__Task requirements__
Please say how many lines of the listing hold "pour", with no other words in the answer.

__Data records__
= = = = = = =
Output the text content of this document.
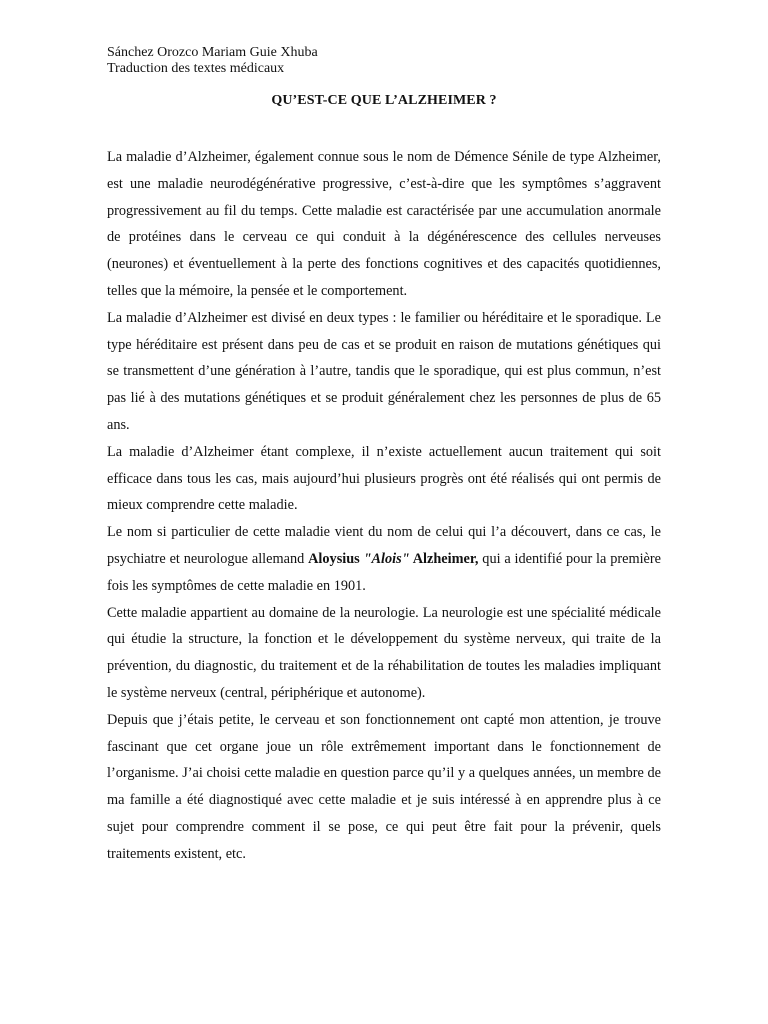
Sánchez Orozco Mariam Guie Xhuba
Traduction des textes médicaux
QU’EST-CE QUE L’ALZHEIMER ?

La maladie d’Alzheimer, également connue sous le nom de Démence Sénile de type Alzheimer, est une maladie neurodégénérative progressive, c’est-à-dire que les symptômes s’aggravent progressivement au fil du temps. Cette maladie est caractérisée par une accumulation anormale de protéines dans le cerveau ce qui conduit à la dégénérescence des cellules nerveuses (neurones) et éventuellement à la perte des fonctions cognitives et des capacités quotidiennes, telles que la mémoire, la pensée et le comportement.

La maladie d’Alzheimer est divisé en deux types : le familier ou héréditaire et le sporadique. Le type héréditaire est présent dans peu de cas et se produit en raison de mutations génétiques qui se transmettent d’une génération à l’autre, tandis que le sporadique, qui est plus commun, n’est pas lié à des mutations génétiques et se produit généralement chez les personnes de plus de 65 ans.

La maladie d’Alzheimer étant complexe, il n’existe actuellement aucun traitement qui soit efficace dans tous les cas, mais aujourd’hui plusieurs progrès ont été réalisés qui ont permis de mieux comprendre cette maladie.

Le nom si particulier de cette maladie vient du nom de celui qui l’a découvert, dans ce cas, le psychiatre et neurologue allemand Aloysius "Alois" Alzheimer, qui a identifié pour la première fois les symptômes de cette maladie en 1901.

Cette maladie appartient au domaine de la neurologie. La neurologie est une spécialité médicale qui étudie la structure, la fonction et le développement du système nerveux, qui traite de la prévention, du diagnostic, du traitement et de la réhabilitation de toutes les maladies impliquant le système nerveux (central, périphérique et autonome).

Depuis que j’étais petite, le cerveau et son fonctionnement ont capté mon attention, je trouve fascinant que cet organe joue un rôle extrêmement important dans le fonctionnement de l’organisme. J’ai choisi cette maladie en question parce qu’il y a quelques années, un membre de ma famille a été diagnostiqué avec cette maladie et je suis intéressé à en apprendre plus à ce sujet pour comprendre comment il se pose, ce qui peut être fait pour la prévenir, quels traitements existent, etc.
= = = = = = =
__The output__
2